=== Supplied records ===
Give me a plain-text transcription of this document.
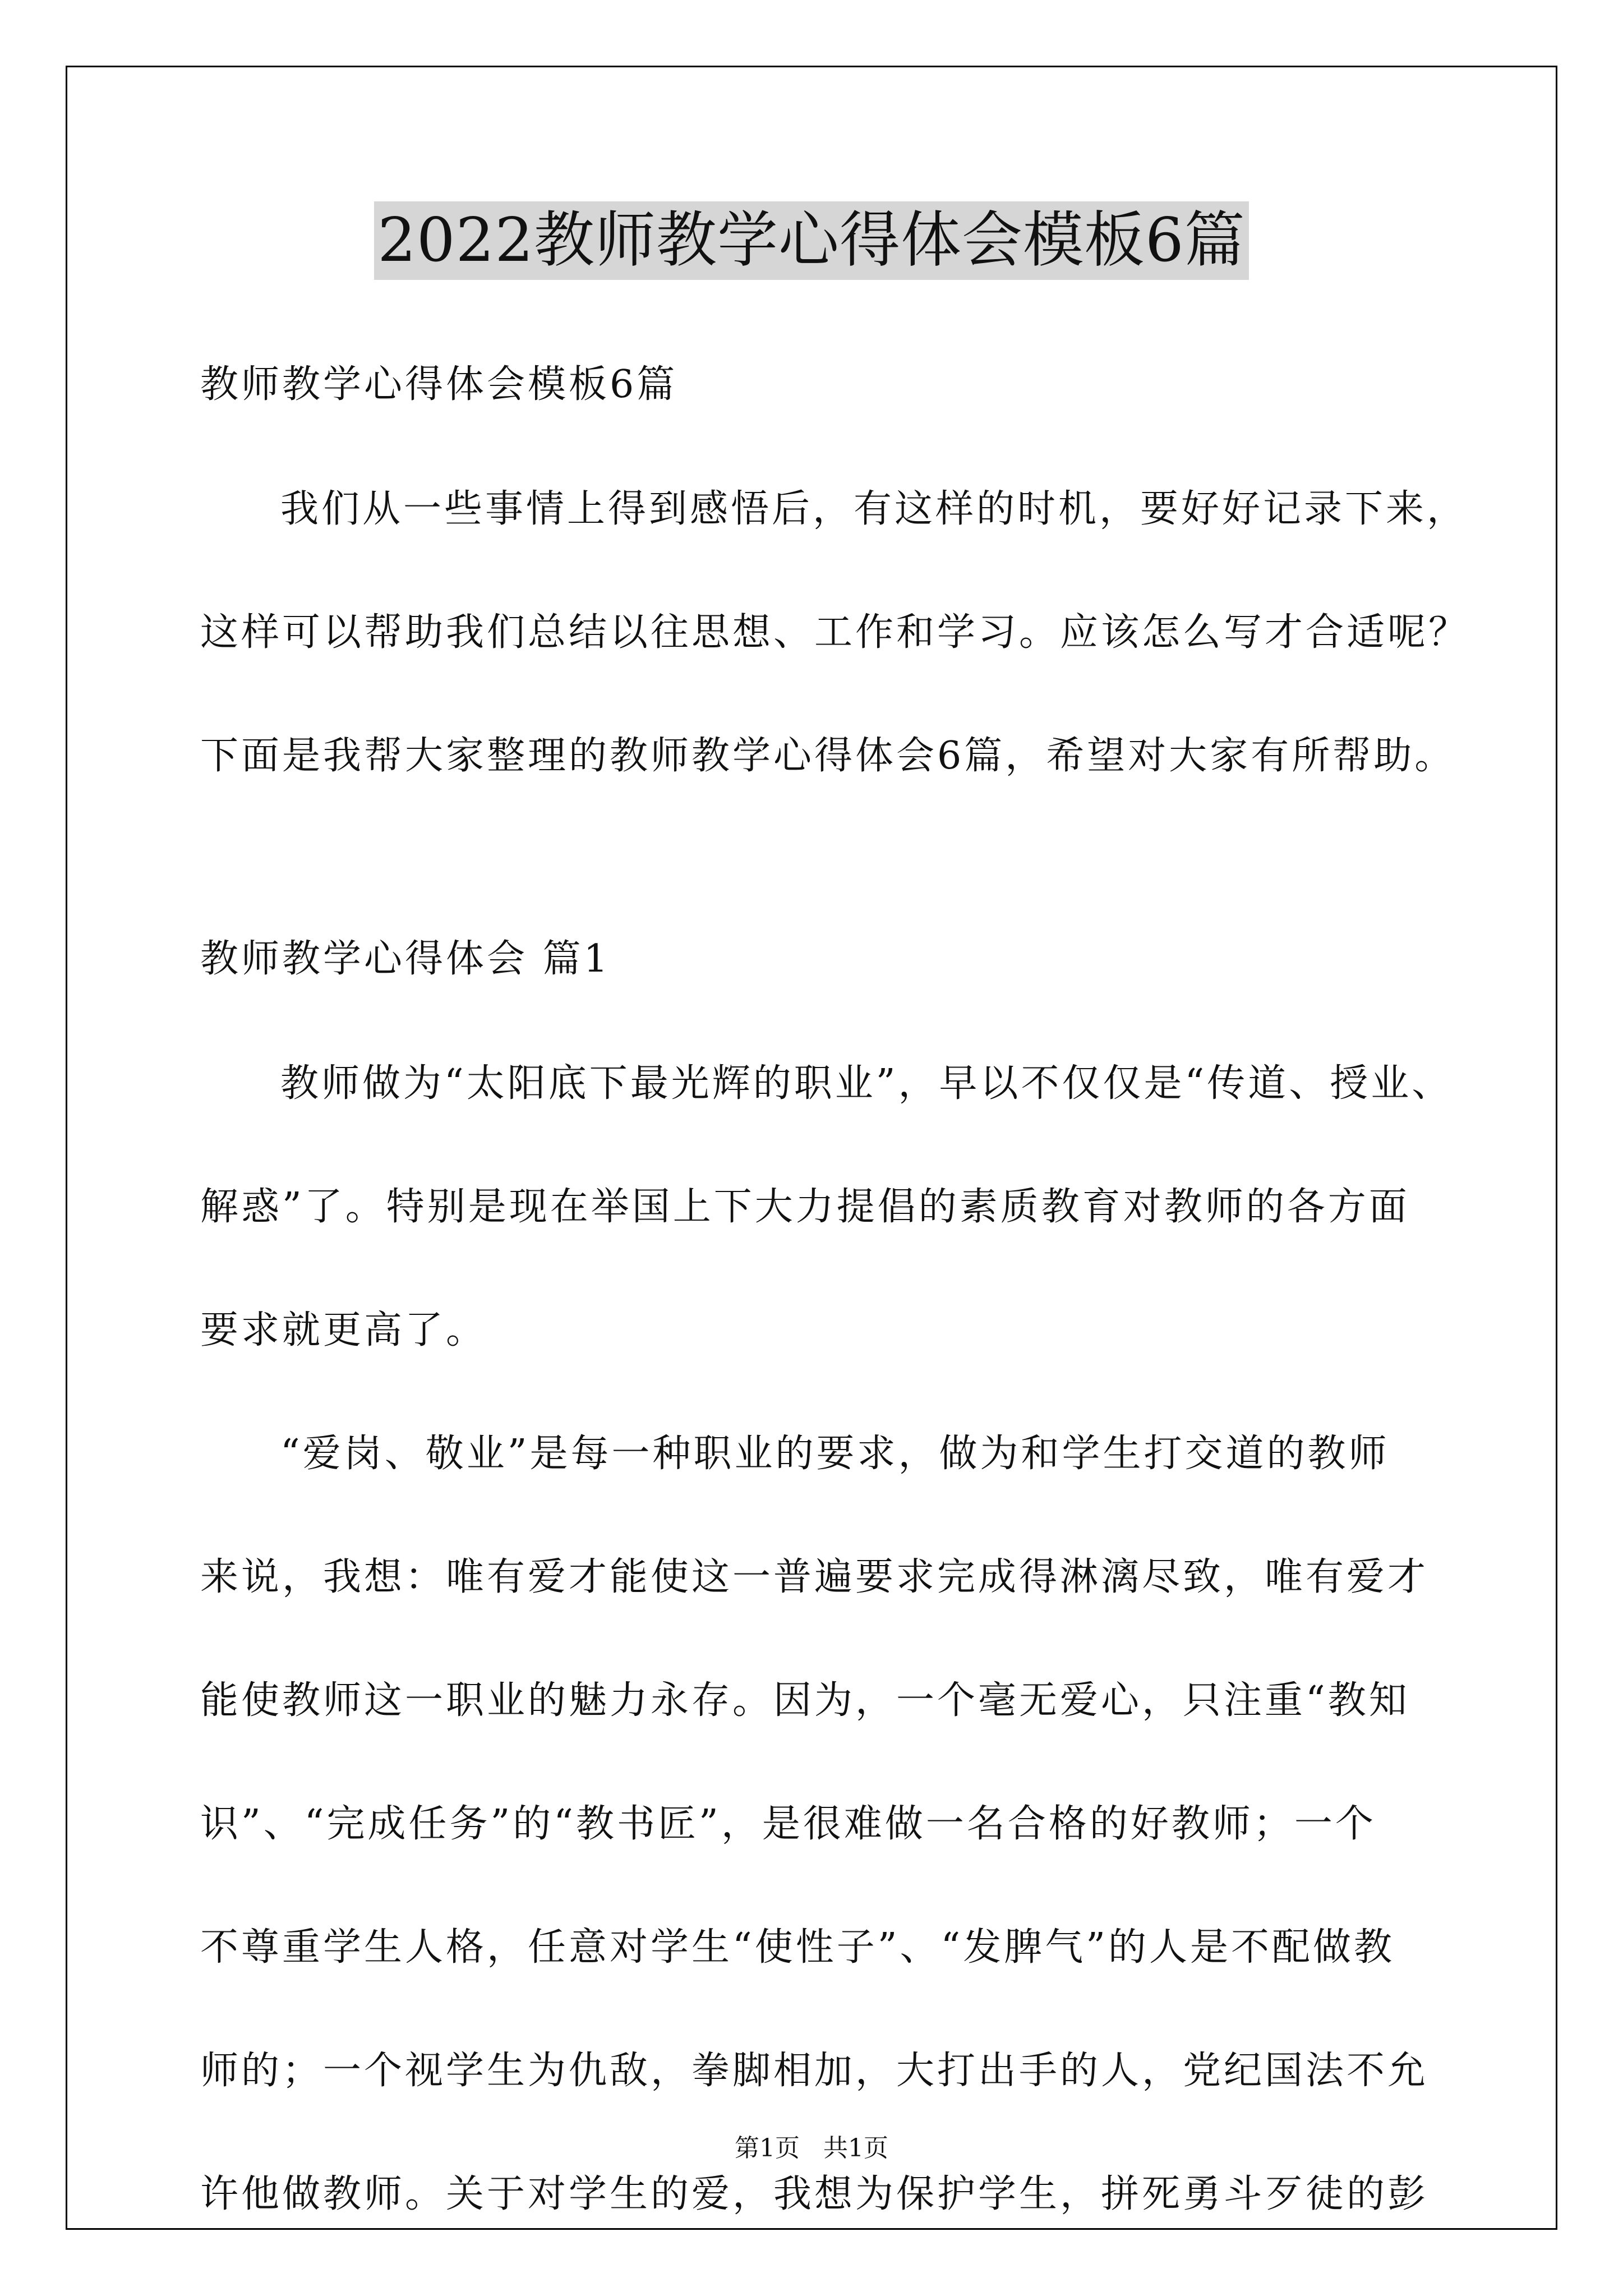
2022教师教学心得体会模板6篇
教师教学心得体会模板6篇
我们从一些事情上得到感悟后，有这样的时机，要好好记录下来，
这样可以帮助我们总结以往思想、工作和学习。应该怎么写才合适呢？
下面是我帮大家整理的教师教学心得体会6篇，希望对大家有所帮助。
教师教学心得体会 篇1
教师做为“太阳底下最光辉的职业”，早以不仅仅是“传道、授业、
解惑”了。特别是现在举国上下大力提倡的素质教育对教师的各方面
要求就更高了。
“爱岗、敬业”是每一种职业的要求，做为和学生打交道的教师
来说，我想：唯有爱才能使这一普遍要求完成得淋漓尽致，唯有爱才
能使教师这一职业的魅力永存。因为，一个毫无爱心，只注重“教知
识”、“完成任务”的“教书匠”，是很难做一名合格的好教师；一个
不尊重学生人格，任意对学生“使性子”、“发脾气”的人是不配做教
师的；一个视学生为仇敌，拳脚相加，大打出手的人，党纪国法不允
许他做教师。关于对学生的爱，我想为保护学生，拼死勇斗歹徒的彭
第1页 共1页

...

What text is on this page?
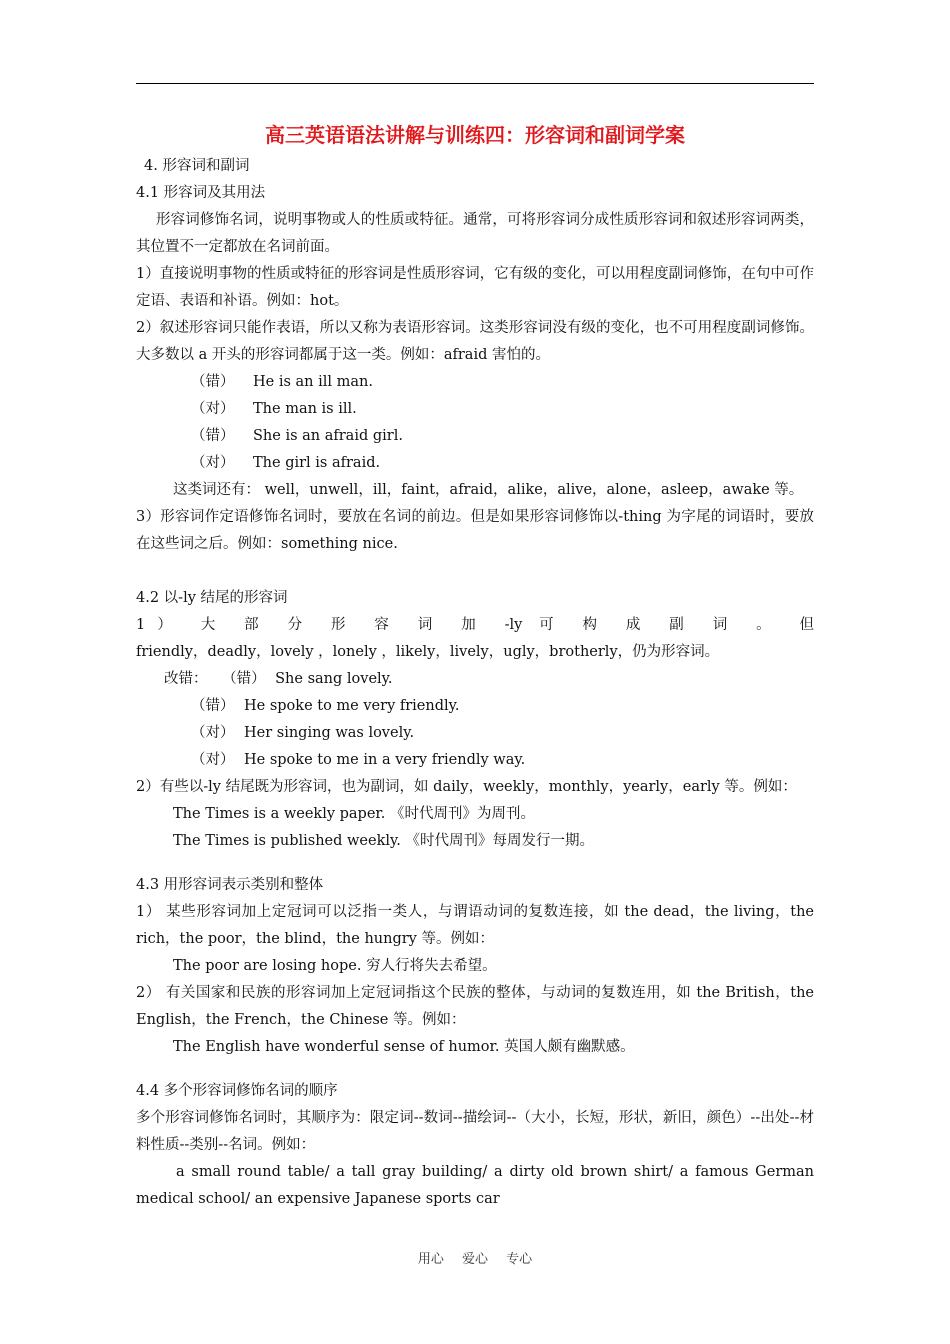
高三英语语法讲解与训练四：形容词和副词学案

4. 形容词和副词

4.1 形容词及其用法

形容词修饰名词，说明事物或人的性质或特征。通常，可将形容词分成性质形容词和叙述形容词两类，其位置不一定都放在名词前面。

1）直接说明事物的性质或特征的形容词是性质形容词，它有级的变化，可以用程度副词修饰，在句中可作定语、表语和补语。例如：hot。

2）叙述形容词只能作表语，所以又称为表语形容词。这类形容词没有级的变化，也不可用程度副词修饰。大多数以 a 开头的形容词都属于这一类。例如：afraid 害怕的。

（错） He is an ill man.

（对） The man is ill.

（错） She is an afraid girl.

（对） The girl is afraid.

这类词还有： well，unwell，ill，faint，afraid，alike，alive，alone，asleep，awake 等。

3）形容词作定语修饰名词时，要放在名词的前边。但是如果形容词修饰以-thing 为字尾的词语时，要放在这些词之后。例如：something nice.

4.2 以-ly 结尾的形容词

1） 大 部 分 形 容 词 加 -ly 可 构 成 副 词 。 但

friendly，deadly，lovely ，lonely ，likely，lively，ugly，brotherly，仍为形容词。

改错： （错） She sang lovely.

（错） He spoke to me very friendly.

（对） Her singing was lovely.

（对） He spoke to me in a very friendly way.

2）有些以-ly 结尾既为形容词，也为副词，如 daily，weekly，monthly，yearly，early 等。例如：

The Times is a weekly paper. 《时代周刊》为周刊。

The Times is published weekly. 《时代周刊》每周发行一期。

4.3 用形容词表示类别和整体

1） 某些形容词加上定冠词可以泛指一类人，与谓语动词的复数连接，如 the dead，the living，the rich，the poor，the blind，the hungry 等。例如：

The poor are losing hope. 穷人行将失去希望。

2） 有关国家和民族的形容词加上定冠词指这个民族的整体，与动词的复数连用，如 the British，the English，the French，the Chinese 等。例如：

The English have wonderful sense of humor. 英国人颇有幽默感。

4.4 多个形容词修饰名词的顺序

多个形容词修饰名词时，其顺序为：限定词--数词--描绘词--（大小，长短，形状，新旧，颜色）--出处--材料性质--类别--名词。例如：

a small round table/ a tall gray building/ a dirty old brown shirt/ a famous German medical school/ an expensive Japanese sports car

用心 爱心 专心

---

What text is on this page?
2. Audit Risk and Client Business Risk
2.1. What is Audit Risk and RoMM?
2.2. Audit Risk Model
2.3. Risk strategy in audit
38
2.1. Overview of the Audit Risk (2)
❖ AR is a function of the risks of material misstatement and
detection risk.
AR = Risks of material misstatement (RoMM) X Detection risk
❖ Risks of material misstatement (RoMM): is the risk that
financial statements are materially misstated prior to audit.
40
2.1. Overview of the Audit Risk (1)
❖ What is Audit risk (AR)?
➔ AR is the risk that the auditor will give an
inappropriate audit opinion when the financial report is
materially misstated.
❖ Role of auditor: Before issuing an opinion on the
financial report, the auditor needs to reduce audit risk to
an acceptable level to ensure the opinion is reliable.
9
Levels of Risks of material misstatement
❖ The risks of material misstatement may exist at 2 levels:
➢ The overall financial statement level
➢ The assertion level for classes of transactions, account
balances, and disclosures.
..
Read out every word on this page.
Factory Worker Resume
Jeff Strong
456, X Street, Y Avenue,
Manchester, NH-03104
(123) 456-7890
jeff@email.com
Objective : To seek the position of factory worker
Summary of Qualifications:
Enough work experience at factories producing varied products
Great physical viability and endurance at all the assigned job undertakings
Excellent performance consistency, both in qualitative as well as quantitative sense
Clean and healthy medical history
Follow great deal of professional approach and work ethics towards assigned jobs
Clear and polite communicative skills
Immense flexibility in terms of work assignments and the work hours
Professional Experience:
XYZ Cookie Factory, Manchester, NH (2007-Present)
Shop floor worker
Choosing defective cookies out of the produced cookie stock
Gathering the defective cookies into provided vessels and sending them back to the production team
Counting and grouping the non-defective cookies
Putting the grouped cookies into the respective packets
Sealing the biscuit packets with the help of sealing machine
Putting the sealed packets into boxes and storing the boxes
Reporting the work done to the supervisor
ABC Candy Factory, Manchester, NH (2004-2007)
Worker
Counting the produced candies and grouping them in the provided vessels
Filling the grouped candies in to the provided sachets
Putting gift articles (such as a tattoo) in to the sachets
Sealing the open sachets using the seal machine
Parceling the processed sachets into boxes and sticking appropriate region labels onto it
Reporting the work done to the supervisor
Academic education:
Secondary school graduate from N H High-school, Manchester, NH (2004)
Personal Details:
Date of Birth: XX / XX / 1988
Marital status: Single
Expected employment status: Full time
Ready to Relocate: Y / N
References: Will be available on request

=== Job ===
Scan the material above. Return every line containing the string "sense".

=== Task response ===
The English have wonderful sense of humor. 英国人颇有幽默感。
Excellent performance consistency, both in qualitative as well as quantitative sense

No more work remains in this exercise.